begin
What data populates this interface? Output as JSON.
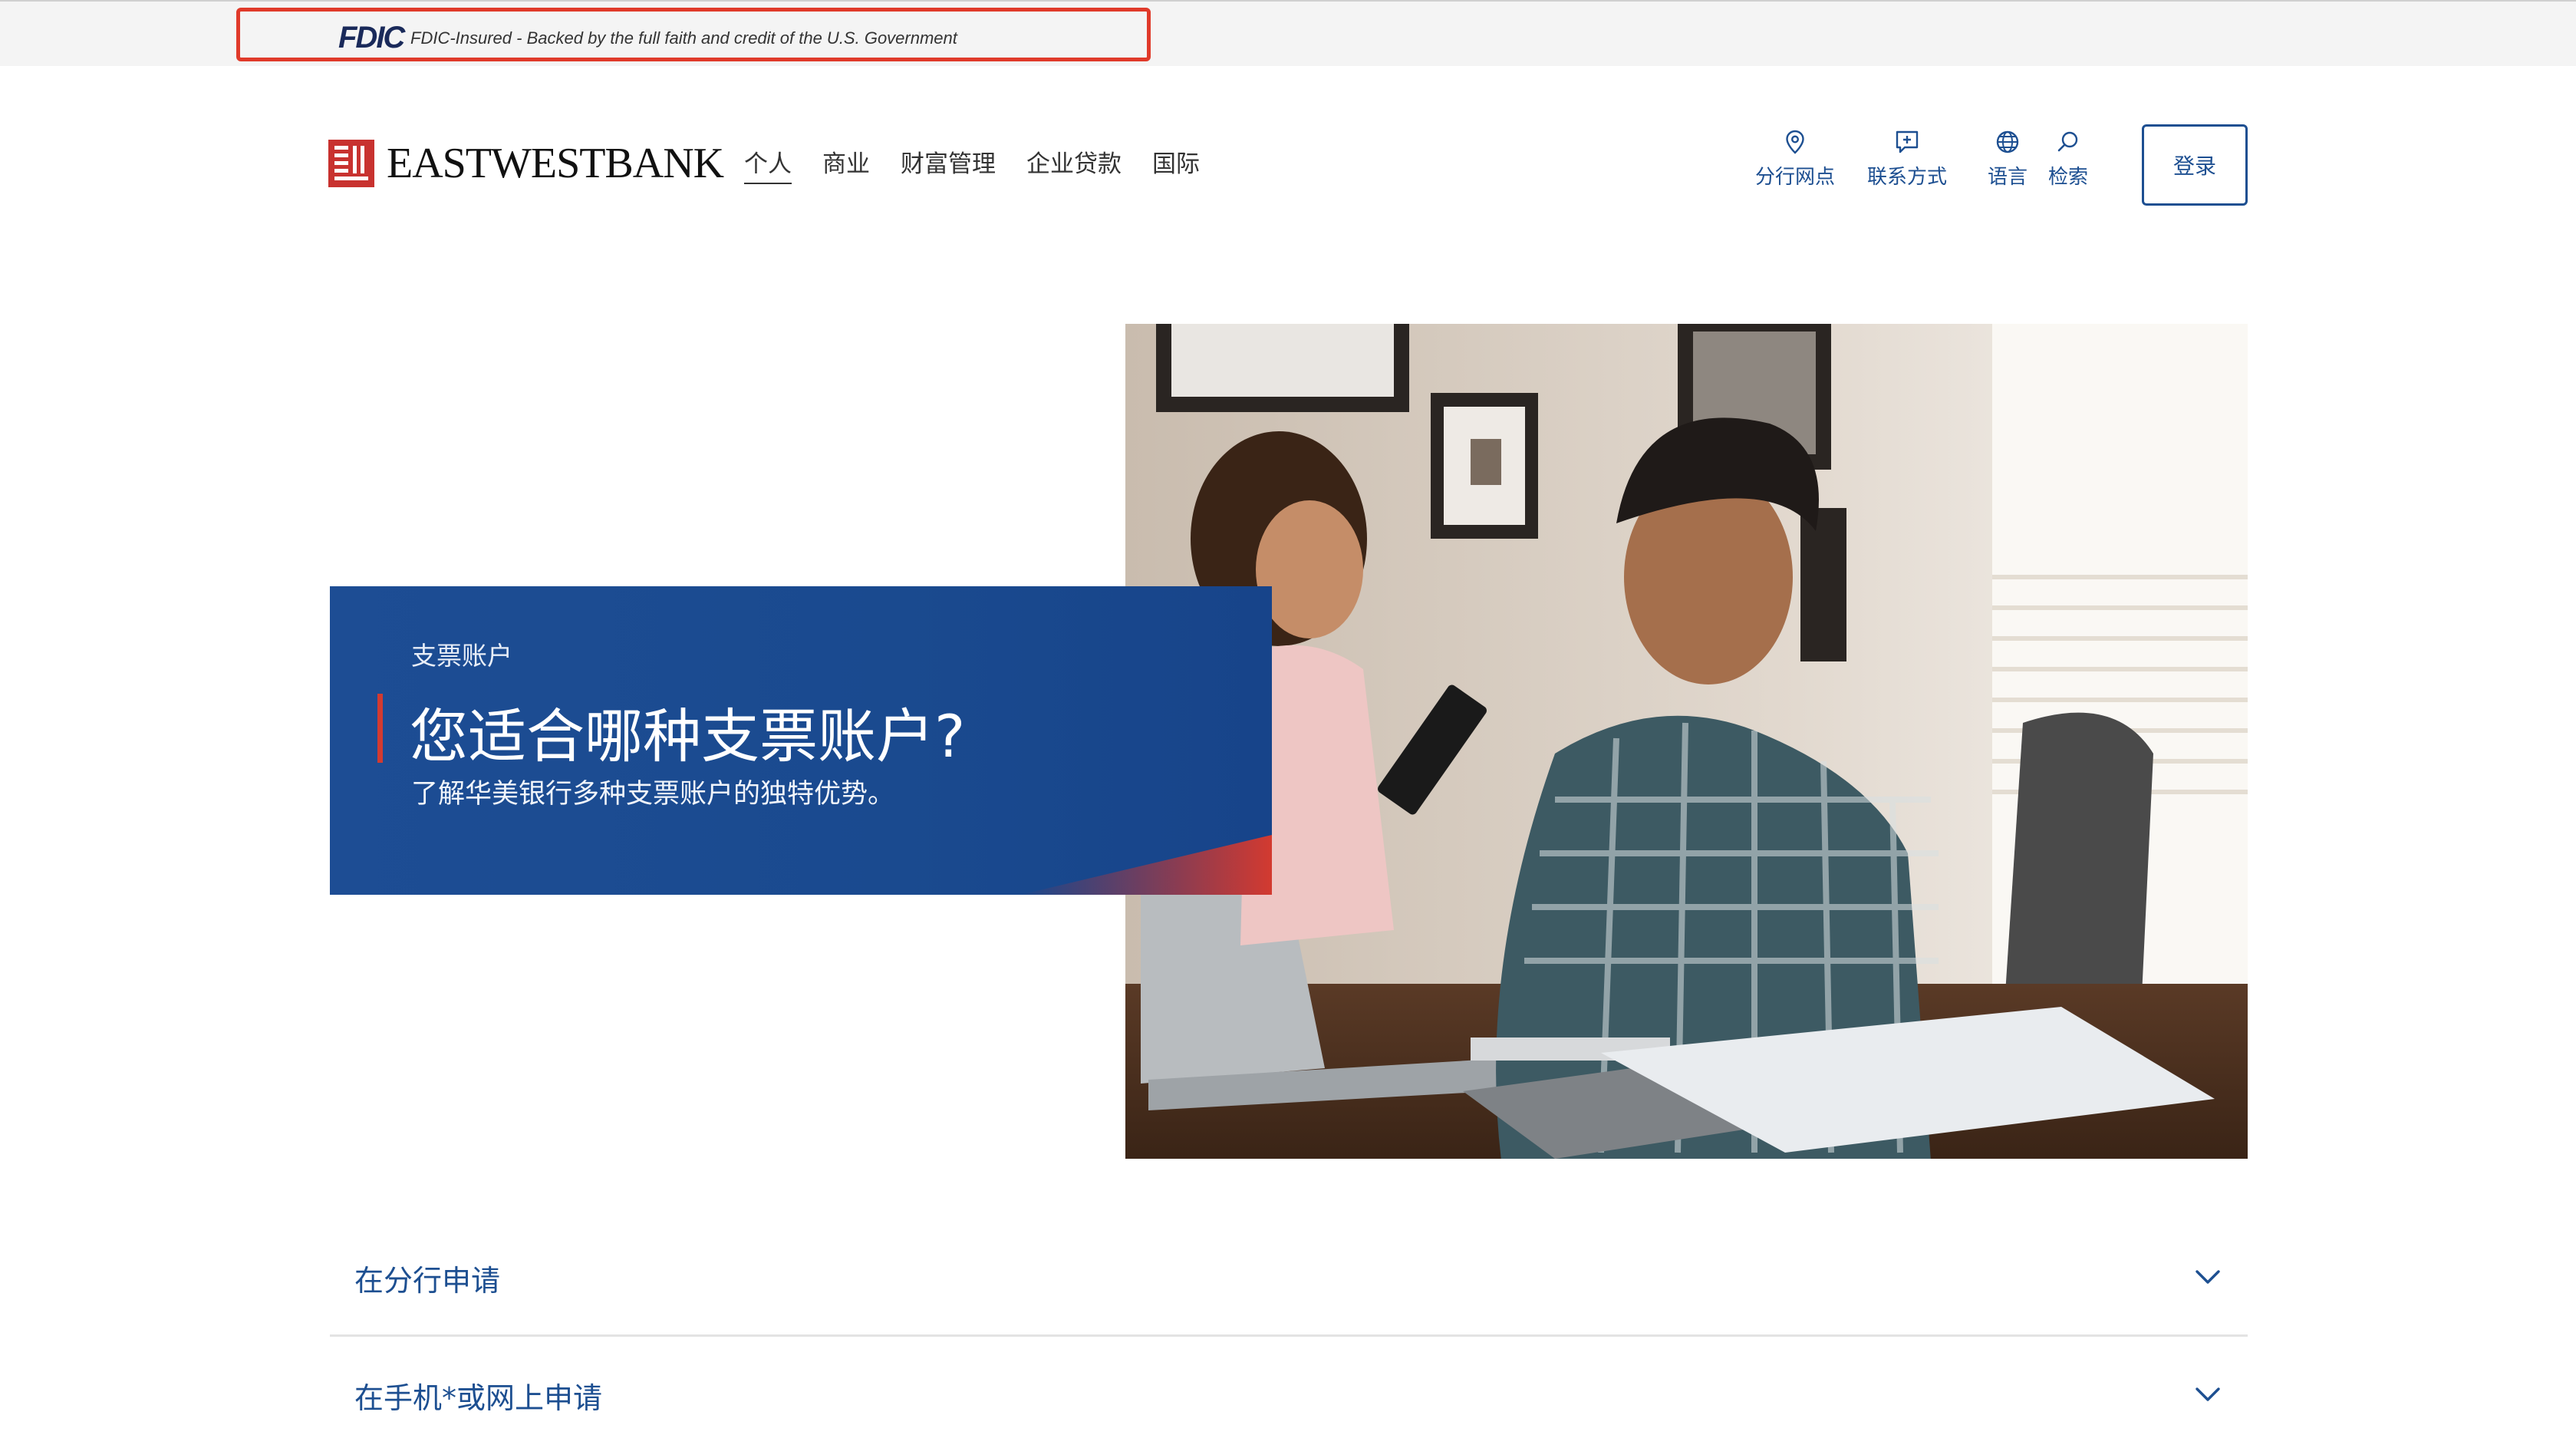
{
  "fdic": {
    "logo": "FDIC",
    "text": "FDIC-Insured - Backed by the full faith and credit of the U.S. Government"
  },
  "header": {
    "brand": "EASTWESTBANK",
    "nav": [
      "个人",
      "商业",
      "财富管理",
      "企业贷款",
      "国际"
    ],
    "utilities": [
      {
        "label": "分行网点",
        "icon": "location-pin-icon"
      },
      {
        "label": "联系方式",
        "icon": "chat-plus-icon"
      },
      {
        "label": "语言",
        "icon": "globe-icon"
      },
      {
        "label": "检索",
        "icon": "search-icon"
      }
    ],
    "login": "登录"
  },
  "hero": {
    "eyebrow": "支票账户",
    "title": "您适合哪种支票账户?",
    "subtitle": "了解华美银行多种支票账户的独特优势。"
  },
  "accordions": [
    {
      "label": "在分行申请"
    },
    {
      "label": "在手机*或网上申请"
    }
  ],
  "colors": {
    "brand_blue": "#1d4f91",
    "brand_red": "#c8322f",
    "fdic_outline": "#e03a2a"
  }
}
end
Except for the pictures, reproduce every line exactly.

What data populates this interface? Output as JSON.
{
  "fdic": {
    "logo": "FDIC",
    "text": "FDIC-Insured - Backed by the full faith and credit of the U.S. Government"
  },
  "header": {
    "brand": "EASTWESTBANK",
    "nav": [
      "个人",
      "商业",
      "财富管理",
      "企业贷款",
      "国际"
    ],
    "utilities": [
      {
        "label": "分行网点",
        "icon": "location-pin-icon"
      },
      {
        "label": "联系方式",
        "icon": "chat-plus-icon"
      },
      {
        "label": "语言",
        "icon": "globe-icon"
      },
      {
        "label": "检索",
        "icon": "search-icon"
      }
    ],
    "login": "登录"
  },
  "hero": {
    "eyebrow": "支票账户",
    "title": "您适合哪种支票账户?",
    "subtitle": "了解华美银行多种支票账户的独特优势。"
  },
  "accordions": [
    {
      "label": "在分行申请"
    },
    {
      "label": "在手机*或网上申请"
    }
  ],
  "colors": {
    "brand_blue": "#1d4f91",
    "brand_red": "#c8322f",
    "fdic_outline": "#e03a2a"
  }
}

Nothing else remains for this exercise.